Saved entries

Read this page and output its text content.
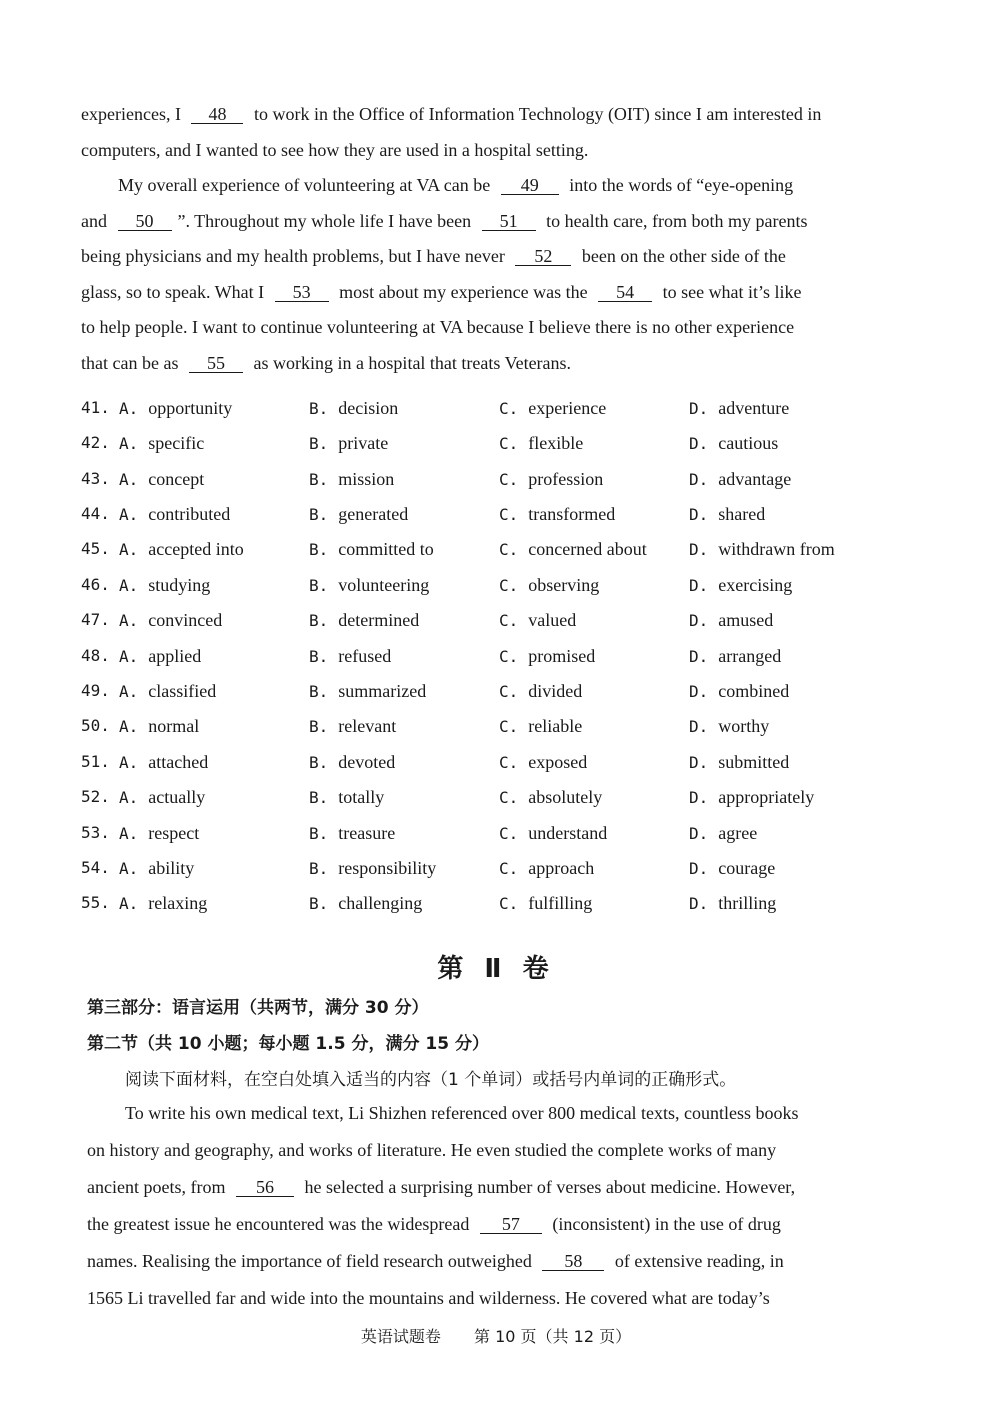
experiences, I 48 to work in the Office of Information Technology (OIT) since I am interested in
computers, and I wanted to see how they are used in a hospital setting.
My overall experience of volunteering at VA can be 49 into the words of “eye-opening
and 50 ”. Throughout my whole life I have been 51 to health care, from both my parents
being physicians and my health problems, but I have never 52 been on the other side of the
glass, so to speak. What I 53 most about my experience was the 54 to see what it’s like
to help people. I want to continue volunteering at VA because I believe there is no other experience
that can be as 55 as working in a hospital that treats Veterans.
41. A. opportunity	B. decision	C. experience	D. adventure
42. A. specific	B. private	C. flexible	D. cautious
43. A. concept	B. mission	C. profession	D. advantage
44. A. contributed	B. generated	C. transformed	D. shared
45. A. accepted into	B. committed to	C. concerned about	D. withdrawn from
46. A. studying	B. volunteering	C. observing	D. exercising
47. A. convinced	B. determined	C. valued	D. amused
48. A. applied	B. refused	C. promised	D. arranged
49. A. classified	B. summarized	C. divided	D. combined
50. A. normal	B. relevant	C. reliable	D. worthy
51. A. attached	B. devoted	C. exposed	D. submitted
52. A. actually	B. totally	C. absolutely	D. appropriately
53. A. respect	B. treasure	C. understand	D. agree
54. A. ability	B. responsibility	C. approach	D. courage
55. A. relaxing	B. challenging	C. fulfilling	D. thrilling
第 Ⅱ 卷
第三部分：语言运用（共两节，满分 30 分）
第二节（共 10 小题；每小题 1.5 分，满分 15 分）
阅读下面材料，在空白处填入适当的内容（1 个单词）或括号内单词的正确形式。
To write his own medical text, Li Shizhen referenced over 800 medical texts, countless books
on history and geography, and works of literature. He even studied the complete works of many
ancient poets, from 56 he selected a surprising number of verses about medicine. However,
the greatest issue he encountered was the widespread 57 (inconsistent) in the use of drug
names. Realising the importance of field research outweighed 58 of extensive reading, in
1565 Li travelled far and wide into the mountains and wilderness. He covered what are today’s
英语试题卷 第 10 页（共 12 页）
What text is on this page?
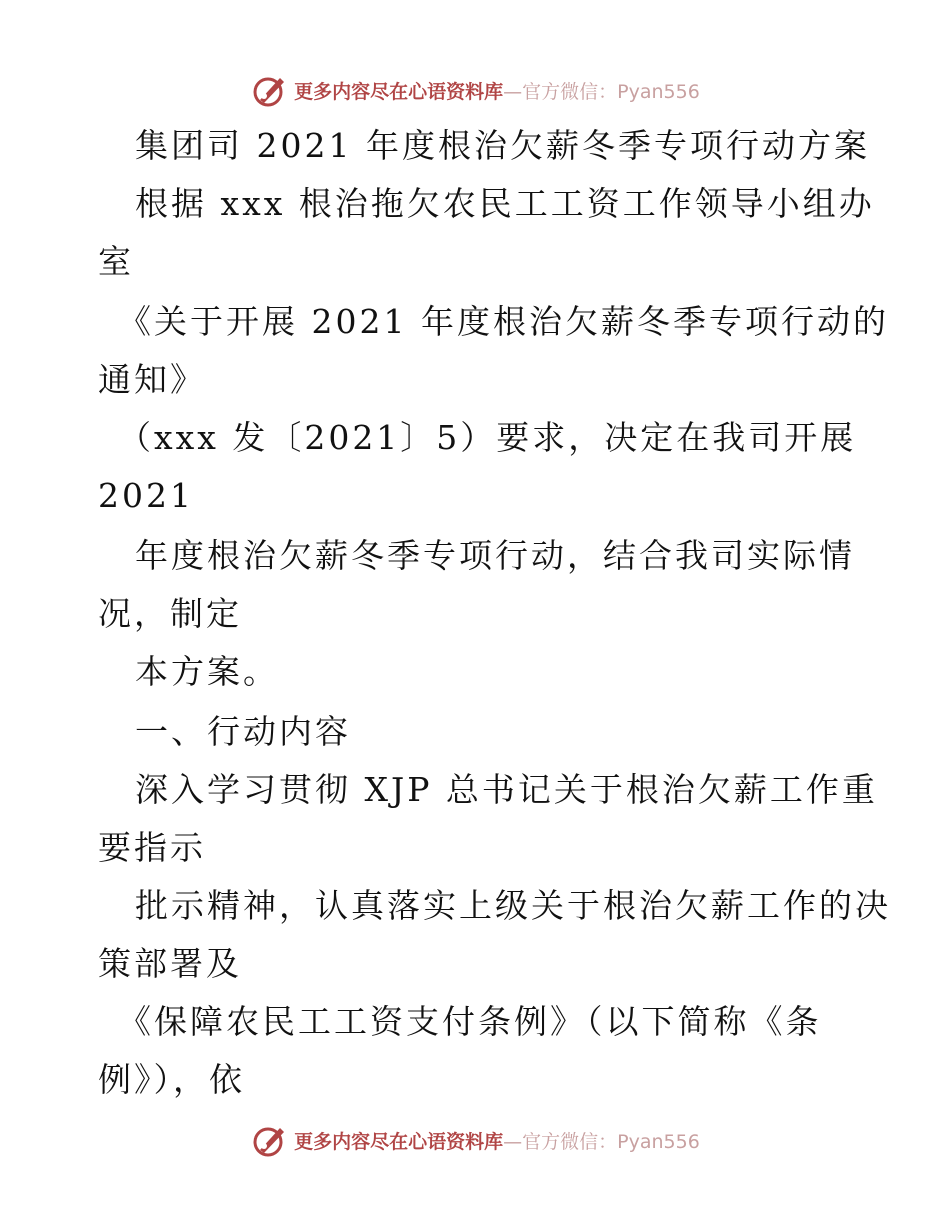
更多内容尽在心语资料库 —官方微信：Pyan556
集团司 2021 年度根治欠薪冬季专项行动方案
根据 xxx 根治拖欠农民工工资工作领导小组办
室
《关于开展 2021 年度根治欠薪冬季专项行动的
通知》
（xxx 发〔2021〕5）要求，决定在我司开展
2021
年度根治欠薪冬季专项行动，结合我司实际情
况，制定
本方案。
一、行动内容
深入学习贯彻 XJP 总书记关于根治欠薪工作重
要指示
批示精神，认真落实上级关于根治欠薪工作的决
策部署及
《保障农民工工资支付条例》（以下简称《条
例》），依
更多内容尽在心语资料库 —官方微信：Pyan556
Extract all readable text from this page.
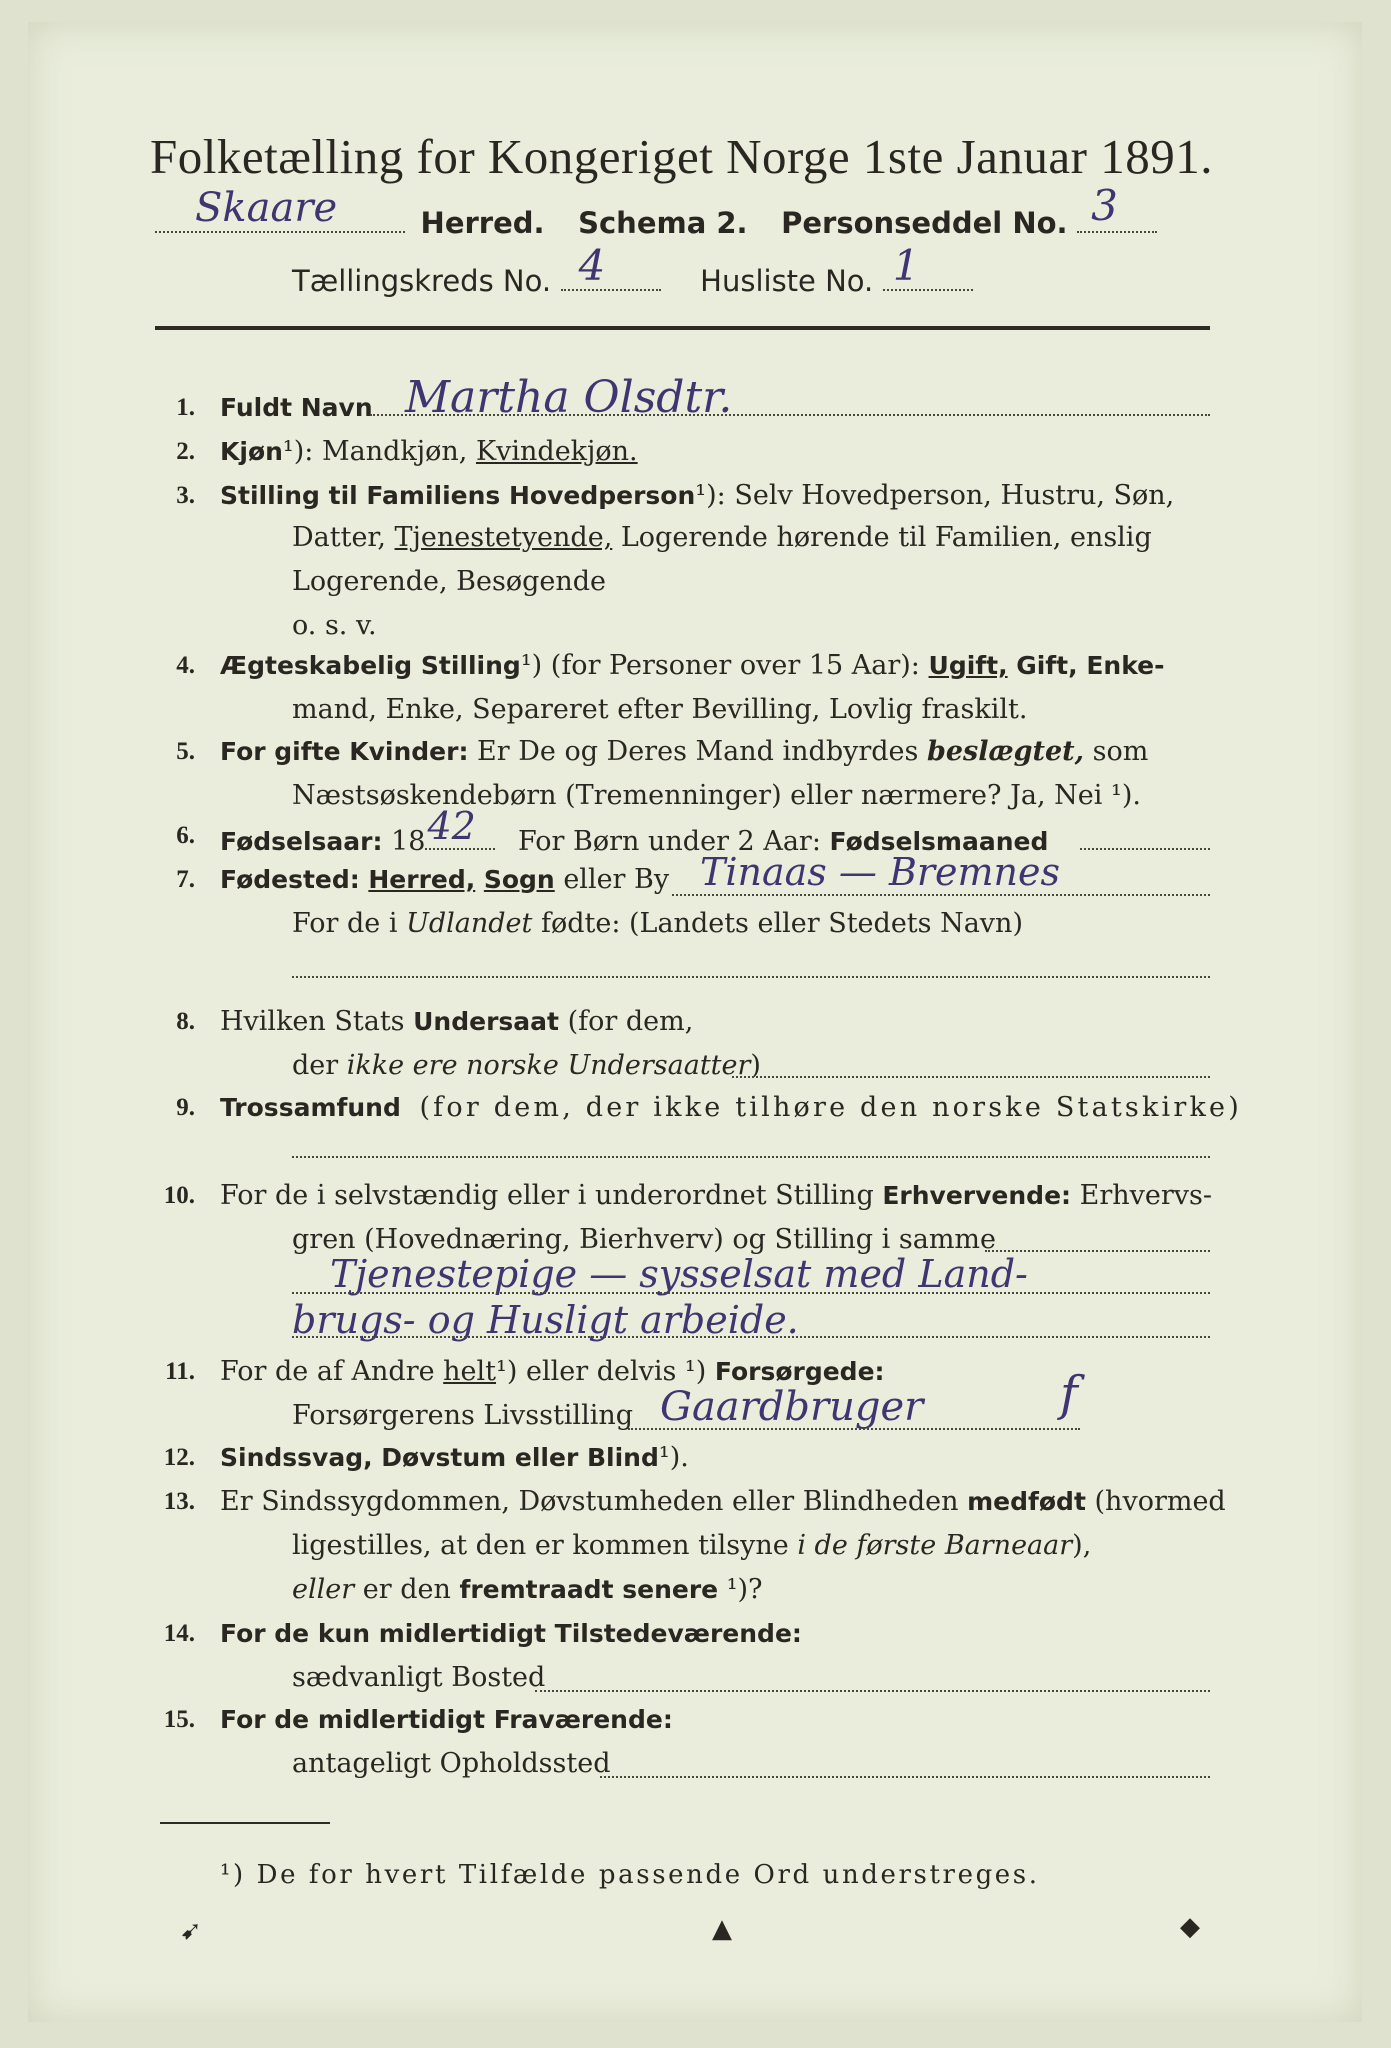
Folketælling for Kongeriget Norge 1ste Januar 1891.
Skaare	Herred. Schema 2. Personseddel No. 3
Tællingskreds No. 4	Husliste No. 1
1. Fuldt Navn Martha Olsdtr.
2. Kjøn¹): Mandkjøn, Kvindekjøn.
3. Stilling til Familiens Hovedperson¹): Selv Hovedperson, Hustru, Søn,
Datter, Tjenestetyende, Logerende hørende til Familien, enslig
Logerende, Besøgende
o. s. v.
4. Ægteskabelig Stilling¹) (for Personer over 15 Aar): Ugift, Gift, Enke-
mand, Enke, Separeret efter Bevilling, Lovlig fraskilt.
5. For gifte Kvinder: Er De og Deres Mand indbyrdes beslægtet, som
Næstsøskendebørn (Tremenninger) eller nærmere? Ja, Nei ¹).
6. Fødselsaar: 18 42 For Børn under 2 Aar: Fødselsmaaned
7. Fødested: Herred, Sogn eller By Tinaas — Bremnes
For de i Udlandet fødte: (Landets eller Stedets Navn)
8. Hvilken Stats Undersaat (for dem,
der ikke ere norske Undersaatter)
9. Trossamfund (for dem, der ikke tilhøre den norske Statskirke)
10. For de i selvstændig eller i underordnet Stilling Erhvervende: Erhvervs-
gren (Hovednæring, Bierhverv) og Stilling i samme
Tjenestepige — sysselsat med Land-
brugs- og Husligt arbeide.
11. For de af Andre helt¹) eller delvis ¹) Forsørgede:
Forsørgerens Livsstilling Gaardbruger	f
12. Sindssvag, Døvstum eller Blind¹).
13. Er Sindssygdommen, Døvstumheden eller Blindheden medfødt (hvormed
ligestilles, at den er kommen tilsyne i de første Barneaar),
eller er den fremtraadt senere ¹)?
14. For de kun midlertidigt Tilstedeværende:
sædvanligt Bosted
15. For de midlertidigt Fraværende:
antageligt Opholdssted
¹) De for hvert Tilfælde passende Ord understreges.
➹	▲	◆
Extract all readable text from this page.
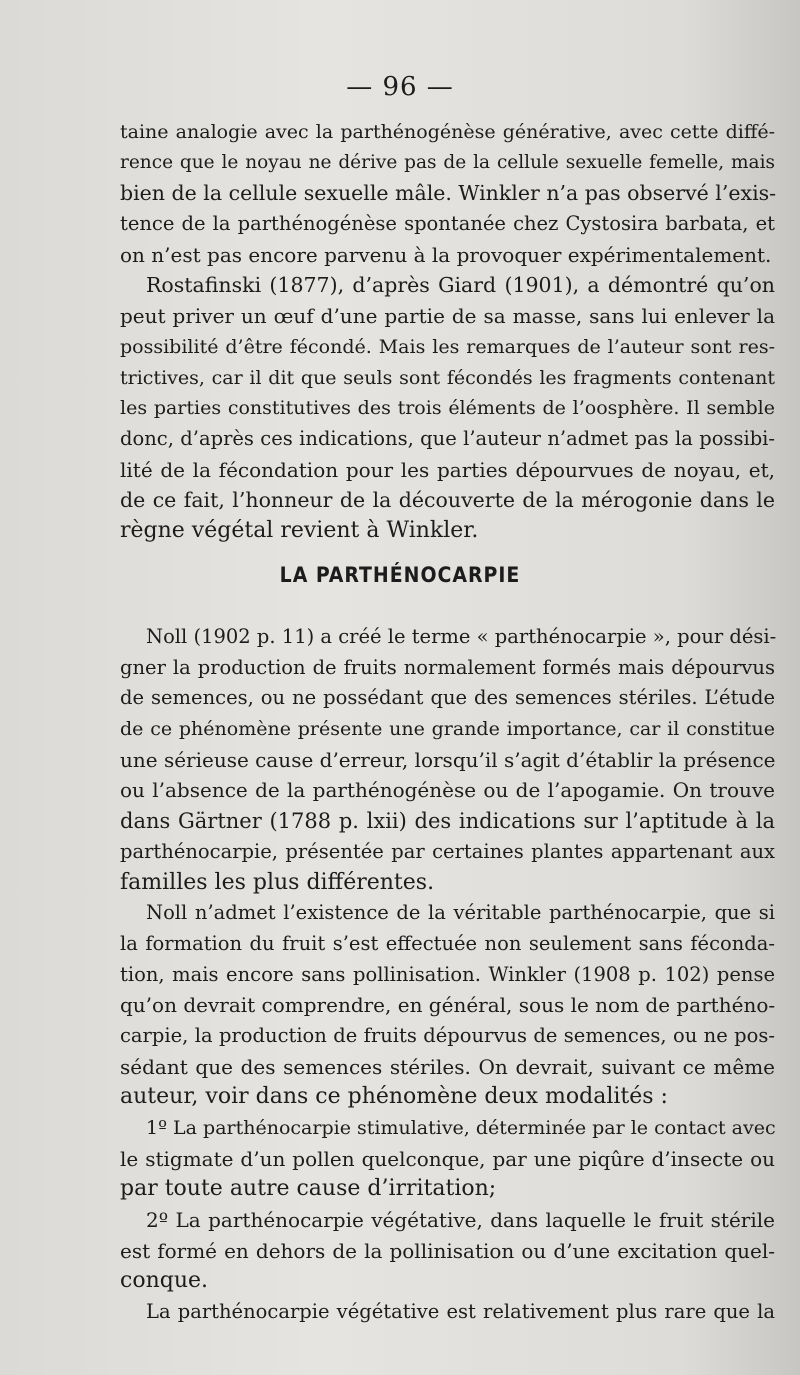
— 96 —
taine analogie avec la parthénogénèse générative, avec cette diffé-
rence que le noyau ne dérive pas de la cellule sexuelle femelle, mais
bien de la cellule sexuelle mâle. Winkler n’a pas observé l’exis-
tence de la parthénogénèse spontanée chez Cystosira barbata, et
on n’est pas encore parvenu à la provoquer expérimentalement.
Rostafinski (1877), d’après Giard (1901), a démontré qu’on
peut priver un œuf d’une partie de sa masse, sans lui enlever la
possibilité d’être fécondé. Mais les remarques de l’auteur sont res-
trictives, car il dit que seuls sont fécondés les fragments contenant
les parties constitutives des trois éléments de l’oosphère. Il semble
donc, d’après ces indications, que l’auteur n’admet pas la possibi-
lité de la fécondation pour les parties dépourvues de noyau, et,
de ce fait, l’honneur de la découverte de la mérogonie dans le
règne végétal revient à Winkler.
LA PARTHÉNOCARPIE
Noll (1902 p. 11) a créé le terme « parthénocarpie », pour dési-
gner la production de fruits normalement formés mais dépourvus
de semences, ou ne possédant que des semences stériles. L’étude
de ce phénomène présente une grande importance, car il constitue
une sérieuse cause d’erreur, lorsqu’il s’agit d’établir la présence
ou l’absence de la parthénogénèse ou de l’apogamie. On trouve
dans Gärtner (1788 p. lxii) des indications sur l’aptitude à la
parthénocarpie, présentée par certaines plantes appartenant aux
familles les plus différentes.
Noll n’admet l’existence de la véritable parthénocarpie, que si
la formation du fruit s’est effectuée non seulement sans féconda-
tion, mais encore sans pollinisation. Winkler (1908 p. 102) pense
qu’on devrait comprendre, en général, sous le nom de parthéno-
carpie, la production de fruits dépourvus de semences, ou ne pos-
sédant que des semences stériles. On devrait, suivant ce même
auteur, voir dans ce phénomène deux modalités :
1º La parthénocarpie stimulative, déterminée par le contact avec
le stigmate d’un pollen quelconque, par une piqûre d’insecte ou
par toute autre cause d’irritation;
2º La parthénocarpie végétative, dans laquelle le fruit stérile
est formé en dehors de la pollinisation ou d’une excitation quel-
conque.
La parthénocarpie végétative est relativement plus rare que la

● **REQUIRED TASK**
Go through the listing above line by line and say how many lines hold the word "Winkler". Reply with that number only.

● **IN RESPONSE**
3